* _Excerpt from a dataset_:
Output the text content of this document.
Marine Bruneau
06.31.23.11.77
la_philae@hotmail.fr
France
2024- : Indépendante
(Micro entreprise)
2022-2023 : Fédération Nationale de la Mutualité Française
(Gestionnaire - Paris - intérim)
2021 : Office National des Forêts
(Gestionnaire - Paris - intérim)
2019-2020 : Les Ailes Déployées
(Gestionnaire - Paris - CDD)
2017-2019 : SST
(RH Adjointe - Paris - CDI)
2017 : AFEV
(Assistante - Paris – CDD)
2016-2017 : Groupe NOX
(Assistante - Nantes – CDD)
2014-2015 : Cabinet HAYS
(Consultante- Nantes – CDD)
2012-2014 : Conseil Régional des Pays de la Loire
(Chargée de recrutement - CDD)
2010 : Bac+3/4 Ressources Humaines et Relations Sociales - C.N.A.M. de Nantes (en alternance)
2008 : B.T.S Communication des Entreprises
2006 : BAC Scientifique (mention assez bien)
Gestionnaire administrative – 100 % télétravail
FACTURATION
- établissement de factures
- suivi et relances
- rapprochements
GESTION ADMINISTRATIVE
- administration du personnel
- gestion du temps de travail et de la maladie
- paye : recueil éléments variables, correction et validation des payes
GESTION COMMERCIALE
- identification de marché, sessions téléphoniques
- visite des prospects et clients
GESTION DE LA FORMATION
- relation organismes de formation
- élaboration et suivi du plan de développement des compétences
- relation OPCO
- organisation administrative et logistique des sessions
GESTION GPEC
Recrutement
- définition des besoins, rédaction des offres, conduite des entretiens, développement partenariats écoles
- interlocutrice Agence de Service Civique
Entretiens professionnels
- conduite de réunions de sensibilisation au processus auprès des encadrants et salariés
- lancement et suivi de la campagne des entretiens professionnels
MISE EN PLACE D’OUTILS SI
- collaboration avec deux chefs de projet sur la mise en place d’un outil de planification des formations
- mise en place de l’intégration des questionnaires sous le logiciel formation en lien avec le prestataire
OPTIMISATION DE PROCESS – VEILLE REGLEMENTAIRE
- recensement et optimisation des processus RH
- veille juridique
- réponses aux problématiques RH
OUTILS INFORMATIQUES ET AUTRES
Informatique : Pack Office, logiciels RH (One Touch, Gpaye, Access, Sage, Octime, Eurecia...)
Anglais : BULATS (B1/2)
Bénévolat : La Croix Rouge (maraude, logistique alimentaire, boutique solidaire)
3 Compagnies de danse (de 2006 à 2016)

* _Requirement_: Repeat all the entries exactly as given.

* _Solution for this exercise_:
Output the text content of this document.
Marine Bruneau
06.31.23.11.77
la_philae@hotmail.fr
France
2024- : Indépendante
(Micro entreprise)
2022-2023 : Fédération Nationale de la Mutualité Française
(Gestionnaire - Paris - intérim)
2021 : Office National des Forêts
(Gestionnaire - Paris - intérim)
2019-2020 : Les Ailes Déployées
(Gestionnaire - Paris - CDD)
2017-2019 : SST
(RH Adjointe - Paris - CDI)
2017 : AFEV
(Assistante - Paris – CDD)
2016-2017 : Groupe NOX
(Assistante - Nantes – CDD)
2014-2015 : Cabinet HAYS
(Consultante- Nantes – CDD)
2012-2014 : Conseil Régional des Pays de la Loire
(Chargée de recrutement - CDD)
2010 : Bac+3/4 Ressources Humaines et Relations Sociales - C.N.A.M. de Nantes (en alternance)
2008 : B.T.S Communication des Entreprises
2006 : BAC Scientifique (mention assez bien)
Gestionnaire administrative – 100 % télétravail
FACTURATION
- établissement de factures
- suivi et relances
- rapprochements
GESTION ADMINISTRATIVE
- administration du personnel
- gestion du temps de travail et de la maladie
- paye : recueil éléments variables, correction et validation des payes
GESTION COMMERCIALE
- identification de marché, sessions téléphoniques
- visite des prospects et clients
GESTION DE LA FORMATION
- relation organismes de formation
- élaboration et suivi du plan de développement des compétences
- relation OPCO
- organisation administrative et logistique des sessions
GESTION GPEC
Recrutement
- définition des besoins, rédaction des offres, conduite des entretiens, développement partenariats écoles
- interlocutrice Agence de Service Civique
Entretiens professionnels
- conduite de réunions de sensibilisation au processus auprès des encadrants et salariés
- lancement et suivi de la campagne des entretiens professionnels
MISE EN PLACE D’OUTILS SI
- collaboration avec deux chefs de projet sur la mise en place d’un outil de planification des formations
- mise en place de l’intégration des questionnaires sous le logiciel formation en lien avec le prestataire
OPTIMISATION DE PROCESS – VEILLE REGLEMENTAIRE
- recensement et optimisation des processus RH
- veille juridique
- réponses aux problématiques RH
OUTILS INFORMATIQUES ET AUTRES
Informatique : Pack Office, logiciels RH (One Touch, Gpaye, Access, Sage, Octime, Eurecia...)
Anglais : BULATS (B1/2)
Bénévolat : La Croix Rouge (maraude, logistique alimentaire, boutique solidaire)
3 Compagnies de danse (de 2006 à 2016)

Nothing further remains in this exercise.